Goal -
Keep only the lines of the listing that include the word "horizontal", and copy them.

[Start Records shown]

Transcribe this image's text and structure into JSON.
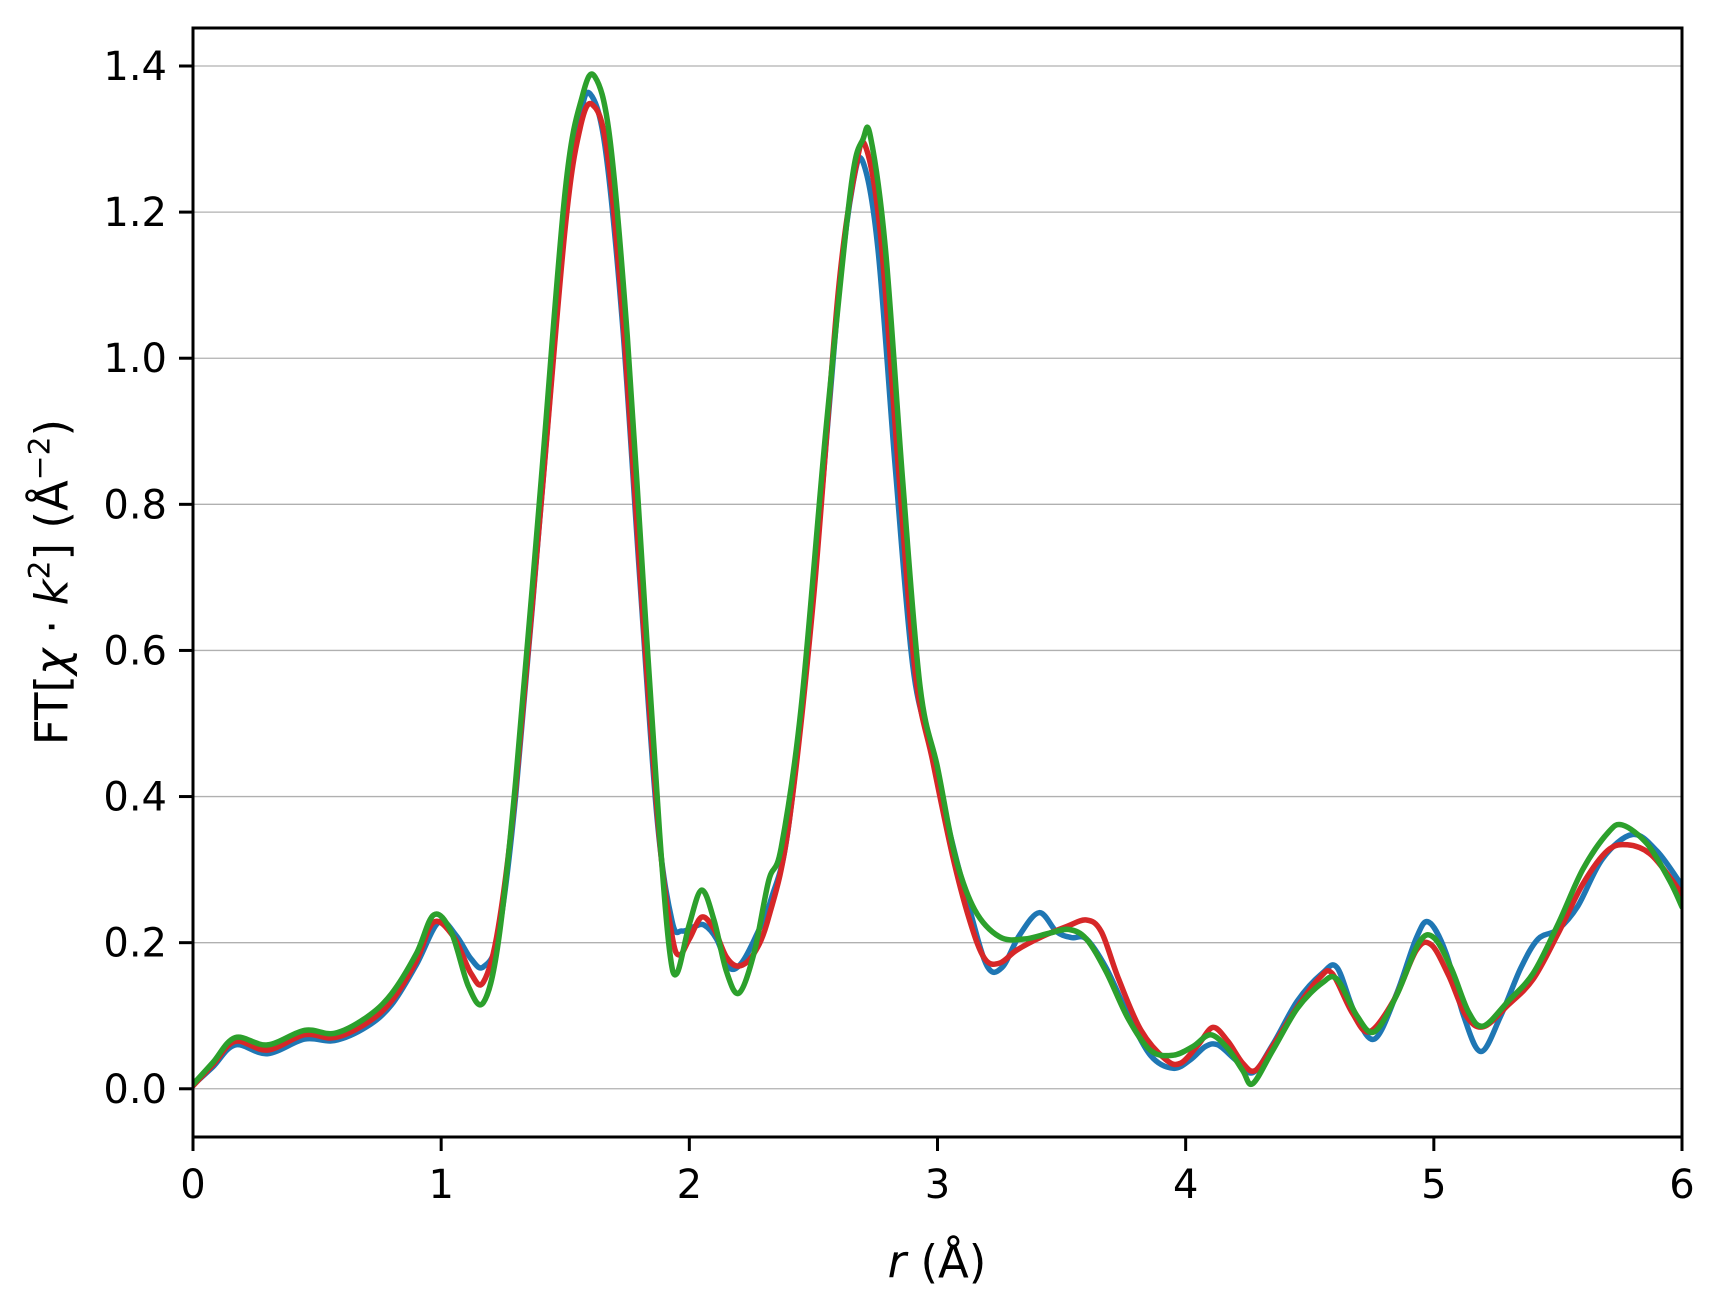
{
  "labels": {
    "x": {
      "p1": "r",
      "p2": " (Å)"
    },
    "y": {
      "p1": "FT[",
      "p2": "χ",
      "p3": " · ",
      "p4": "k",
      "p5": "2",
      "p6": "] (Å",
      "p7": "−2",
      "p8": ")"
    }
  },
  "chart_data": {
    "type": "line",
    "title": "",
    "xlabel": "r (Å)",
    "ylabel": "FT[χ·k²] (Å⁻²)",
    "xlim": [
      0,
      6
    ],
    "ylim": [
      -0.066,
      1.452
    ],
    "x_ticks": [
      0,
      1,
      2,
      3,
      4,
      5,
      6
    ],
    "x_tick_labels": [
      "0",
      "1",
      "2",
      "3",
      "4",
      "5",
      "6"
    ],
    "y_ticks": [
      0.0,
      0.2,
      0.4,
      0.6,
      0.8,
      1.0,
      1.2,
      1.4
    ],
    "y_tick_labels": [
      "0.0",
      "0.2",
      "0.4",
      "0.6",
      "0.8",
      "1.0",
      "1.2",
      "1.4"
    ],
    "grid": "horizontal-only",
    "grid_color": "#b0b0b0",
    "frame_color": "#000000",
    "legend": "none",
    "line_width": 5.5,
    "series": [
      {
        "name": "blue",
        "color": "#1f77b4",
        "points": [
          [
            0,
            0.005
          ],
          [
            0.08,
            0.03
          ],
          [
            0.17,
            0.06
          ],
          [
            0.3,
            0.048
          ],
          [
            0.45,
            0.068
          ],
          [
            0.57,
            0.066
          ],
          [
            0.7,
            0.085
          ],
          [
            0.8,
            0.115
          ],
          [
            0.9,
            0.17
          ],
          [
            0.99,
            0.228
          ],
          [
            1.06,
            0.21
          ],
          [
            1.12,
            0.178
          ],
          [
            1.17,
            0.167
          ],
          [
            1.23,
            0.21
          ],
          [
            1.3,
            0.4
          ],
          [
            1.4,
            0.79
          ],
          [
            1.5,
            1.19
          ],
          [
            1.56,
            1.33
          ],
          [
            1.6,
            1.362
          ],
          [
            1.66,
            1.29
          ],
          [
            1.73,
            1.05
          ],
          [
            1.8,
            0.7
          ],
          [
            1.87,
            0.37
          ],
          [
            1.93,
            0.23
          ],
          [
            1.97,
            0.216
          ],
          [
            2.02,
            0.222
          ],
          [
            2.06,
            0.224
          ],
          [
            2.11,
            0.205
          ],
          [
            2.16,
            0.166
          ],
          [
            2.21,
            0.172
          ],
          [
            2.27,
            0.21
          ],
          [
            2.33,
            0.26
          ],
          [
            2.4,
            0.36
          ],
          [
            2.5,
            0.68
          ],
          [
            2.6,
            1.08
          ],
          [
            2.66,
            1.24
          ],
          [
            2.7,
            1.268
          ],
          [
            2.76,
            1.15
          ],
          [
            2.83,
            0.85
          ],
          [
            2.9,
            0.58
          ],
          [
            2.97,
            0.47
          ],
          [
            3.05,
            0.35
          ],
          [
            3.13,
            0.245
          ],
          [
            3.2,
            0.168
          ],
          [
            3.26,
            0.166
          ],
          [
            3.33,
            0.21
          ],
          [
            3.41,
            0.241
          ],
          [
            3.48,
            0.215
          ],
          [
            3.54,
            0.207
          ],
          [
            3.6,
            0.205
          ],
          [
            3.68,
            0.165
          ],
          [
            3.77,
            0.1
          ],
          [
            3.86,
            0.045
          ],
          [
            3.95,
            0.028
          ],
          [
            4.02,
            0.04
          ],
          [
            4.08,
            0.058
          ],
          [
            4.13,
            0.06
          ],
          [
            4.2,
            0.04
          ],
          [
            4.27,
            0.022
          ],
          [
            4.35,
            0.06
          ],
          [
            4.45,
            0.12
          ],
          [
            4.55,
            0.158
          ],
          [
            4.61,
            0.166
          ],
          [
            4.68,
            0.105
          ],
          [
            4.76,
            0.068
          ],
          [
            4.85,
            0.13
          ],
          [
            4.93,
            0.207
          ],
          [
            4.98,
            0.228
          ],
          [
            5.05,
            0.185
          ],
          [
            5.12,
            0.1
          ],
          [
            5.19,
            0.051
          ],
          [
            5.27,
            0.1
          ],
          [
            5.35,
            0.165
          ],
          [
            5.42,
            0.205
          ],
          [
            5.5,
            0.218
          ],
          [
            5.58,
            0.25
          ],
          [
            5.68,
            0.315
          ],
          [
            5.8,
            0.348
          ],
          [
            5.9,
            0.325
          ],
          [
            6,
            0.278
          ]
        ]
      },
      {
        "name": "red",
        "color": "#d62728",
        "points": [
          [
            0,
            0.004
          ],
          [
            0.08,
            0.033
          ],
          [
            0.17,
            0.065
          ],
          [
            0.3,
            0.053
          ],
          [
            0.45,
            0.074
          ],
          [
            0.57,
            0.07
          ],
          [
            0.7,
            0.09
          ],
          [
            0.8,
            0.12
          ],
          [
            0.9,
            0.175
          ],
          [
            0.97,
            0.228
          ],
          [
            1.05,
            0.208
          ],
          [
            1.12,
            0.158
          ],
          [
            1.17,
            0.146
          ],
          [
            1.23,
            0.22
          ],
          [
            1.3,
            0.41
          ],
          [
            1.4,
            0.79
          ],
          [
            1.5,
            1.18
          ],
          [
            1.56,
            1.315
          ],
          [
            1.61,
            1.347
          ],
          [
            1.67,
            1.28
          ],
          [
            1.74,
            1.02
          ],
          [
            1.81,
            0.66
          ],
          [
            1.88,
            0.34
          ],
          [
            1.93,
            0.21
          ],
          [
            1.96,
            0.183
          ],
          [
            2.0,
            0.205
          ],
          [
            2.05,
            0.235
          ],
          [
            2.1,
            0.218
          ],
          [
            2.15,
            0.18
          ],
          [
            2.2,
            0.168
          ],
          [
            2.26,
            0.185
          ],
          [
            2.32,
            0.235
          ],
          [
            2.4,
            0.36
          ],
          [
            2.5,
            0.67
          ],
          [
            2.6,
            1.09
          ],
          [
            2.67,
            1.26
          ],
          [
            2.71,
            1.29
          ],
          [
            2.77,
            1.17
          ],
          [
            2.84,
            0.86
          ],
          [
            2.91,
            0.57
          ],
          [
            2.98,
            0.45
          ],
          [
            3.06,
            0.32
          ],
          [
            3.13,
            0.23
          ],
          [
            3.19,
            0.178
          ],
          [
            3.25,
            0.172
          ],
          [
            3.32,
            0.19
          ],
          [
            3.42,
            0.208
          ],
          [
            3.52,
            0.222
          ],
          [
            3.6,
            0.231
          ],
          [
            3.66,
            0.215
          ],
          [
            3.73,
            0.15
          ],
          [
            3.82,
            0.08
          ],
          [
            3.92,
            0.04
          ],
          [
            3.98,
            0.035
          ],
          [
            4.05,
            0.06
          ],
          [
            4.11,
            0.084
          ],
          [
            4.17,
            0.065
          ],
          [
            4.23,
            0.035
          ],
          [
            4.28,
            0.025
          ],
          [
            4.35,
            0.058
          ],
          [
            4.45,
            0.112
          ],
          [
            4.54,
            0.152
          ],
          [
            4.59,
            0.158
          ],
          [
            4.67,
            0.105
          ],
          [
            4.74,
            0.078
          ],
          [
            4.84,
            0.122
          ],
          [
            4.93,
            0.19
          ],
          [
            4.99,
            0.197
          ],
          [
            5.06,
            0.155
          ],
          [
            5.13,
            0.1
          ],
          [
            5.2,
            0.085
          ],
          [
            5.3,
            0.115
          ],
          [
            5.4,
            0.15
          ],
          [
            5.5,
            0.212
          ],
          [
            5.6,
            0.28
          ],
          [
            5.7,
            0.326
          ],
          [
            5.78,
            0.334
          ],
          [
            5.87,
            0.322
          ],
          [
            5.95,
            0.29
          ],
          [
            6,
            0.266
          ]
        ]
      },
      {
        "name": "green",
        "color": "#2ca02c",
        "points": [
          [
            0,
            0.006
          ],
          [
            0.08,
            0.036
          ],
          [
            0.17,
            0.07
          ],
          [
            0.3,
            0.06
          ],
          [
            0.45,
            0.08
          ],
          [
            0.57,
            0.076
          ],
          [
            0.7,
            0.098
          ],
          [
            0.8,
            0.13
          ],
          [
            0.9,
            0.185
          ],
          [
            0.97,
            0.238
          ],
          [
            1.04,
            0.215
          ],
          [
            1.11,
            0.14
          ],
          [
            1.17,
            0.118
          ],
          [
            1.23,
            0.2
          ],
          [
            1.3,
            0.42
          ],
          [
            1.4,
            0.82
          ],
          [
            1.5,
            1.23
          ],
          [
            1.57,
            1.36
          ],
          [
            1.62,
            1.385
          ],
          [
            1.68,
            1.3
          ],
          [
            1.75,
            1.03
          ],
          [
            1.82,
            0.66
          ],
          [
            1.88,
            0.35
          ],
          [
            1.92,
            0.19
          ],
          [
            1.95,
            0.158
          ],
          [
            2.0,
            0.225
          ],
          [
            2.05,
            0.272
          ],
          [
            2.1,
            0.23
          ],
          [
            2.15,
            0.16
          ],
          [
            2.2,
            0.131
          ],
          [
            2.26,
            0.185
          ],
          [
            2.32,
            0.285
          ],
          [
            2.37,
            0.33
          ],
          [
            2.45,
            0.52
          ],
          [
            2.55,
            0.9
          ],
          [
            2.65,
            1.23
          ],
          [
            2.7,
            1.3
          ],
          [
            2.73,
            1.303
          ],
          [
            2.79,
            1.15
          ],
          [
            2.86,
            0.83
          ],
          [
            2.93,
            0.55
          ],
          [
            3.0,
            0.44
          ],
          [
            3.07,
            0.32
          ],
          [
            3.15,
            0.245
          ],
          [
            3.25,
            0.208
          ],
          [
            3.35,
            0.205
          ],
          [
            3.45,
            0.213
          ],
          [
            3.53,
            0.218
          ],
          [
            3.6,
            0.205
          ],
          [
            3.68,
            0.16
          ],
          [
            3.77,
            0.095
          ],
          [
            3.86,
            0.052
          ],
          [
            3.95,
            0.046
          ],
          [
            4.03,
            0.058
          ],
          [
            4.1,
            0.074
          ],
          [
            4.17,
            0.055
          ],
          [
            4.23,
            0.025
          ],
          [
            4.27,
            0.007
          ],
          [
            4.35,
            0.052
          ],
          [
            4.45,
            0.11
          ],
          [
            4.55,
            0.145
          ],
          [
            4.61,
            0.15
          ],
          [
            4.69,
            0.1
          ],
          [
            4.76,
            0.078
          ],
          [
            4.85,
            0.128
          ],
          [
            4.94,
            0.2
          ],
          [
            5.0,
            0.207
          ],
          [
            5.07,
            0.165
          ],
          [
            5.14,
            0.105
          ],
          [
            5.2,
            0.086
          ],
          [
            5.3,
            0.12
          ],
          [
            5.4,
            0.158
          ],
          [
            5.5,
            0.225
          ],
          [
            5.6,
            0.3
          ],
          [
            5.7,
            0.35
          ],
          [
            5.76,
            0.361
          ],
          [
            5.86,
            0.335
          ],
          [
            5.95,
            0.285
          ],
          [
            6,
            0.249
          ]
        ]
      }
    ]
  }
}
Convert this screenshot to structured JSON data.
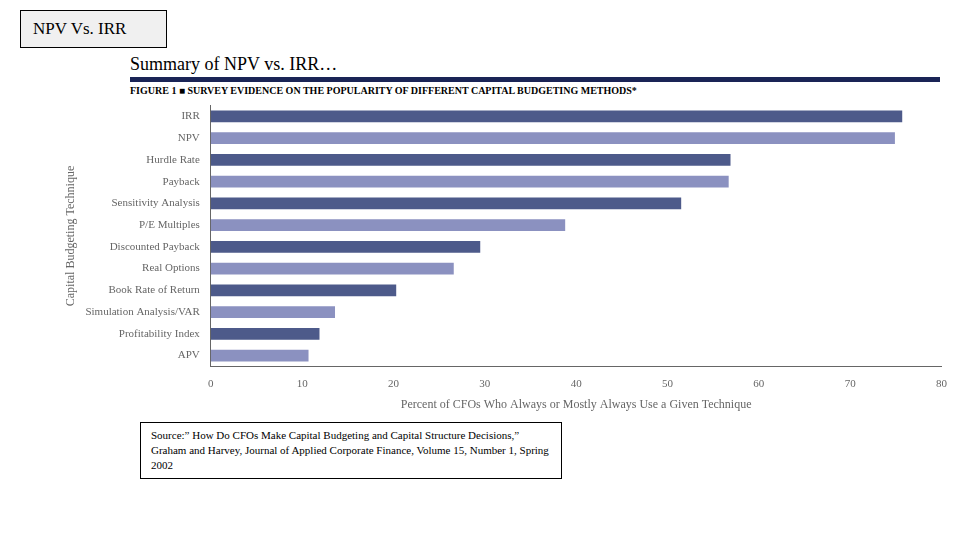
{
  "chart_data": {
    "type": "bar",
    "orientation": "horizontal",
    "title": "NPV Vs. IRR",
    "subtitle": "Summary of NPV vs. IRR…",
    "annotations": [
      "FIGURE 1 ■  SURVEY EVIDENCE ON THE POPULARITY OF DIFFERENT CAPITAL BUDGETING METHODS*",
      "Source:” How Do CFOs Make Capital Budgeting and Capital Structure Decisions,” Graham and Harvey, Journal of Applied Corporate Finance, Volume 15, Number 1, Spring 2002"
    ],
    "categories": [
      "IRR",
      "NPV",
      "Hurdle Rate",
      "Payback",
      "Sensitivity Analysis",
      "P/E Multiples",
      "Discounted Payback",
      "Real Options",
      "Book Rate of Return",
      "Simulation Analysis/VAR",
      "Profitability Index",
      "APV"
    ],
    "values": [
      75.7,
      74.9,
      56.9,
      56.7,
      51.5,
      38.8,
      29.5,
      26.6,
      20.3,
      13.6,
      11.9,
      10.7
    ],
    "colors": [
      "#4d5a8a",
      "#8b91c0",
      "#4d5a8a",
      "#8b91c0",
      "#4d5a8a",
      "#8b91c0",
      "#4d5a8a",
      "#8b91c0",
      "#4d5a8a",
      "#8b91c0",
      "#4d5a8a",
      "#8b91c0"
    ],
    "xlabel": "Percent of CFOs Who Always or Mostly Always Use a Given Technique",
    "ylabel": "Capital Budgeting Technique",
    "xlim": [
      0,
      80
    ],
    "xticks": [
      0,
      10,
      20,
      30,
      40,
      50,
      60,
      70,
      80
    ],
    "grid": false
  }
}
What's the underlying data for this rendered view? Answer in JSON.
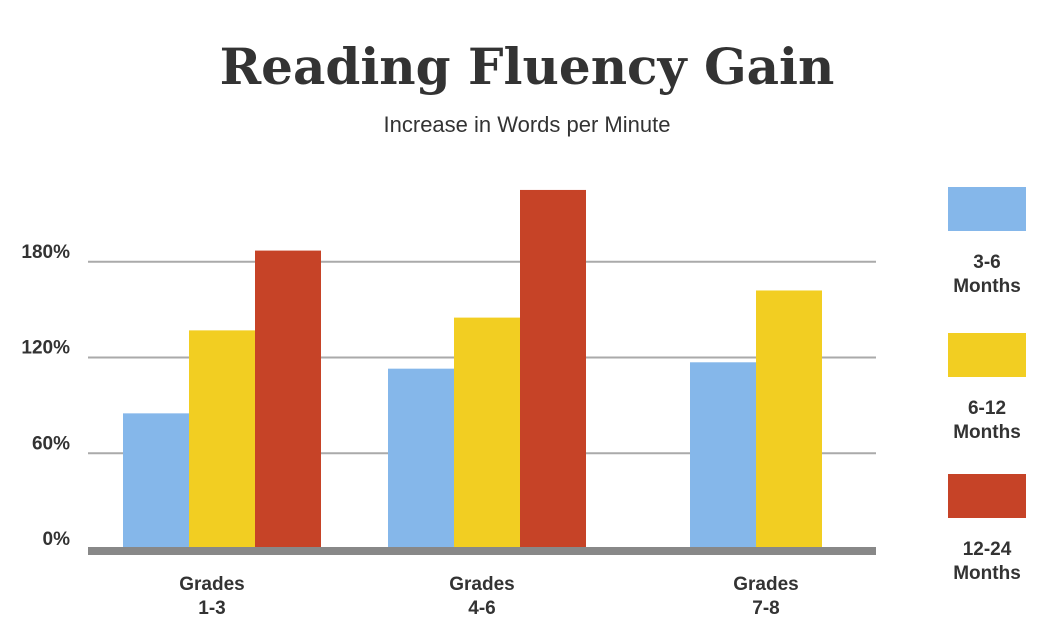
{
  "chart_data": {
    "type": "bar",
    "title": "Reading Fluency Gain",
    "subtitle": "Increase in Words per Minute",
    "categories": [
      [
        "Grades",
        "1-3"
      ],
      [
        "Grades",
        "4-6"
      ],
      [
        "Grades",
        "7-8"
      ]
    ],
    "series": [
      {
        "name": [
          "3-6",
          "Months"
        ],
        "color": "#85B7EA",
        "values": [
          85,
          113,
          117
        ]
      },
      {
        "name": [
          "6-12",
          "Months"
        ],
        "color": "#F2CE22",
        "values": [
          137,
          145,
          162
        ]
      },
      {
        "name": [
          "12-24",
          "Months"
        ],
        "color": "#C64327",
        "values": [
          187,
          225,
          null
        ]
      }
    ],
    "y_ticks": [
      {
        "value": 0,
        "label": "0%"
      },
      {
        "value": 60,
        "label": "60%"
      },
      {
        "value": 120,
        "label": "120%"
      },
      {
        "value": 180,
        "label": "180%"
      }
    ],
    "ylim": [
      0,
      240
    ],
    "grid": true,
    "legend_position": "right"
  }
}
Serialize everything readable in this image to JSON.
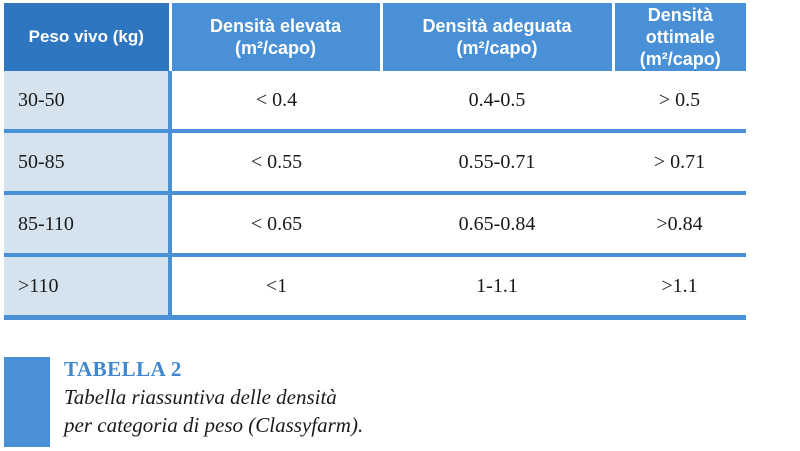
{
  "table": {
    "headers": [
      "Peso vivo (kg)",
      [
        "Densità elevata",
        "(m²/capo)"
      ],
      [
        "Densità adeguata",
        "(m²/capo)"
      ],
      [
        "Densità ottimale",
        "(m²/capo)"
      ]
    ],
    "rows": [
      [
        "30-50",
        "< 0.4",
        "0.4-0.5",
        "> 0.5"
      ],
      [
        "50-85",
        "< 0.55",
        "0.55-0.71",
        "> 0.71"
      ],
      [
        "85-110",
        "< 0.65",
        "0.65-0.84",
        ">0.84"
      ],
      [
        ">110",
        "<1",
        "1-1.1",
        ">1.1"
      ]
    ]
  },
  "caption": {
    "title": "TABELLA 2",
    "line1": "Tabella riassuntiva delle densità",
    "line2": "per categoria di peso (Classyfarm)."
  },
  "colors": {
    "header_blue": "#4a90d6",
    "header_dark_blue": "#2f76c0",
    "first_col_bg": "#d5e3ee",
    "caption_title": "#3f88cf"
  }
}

[End Records shown]

Exercise answer -
    "grid": "horizontal-only",
    "orientation": "horizontal",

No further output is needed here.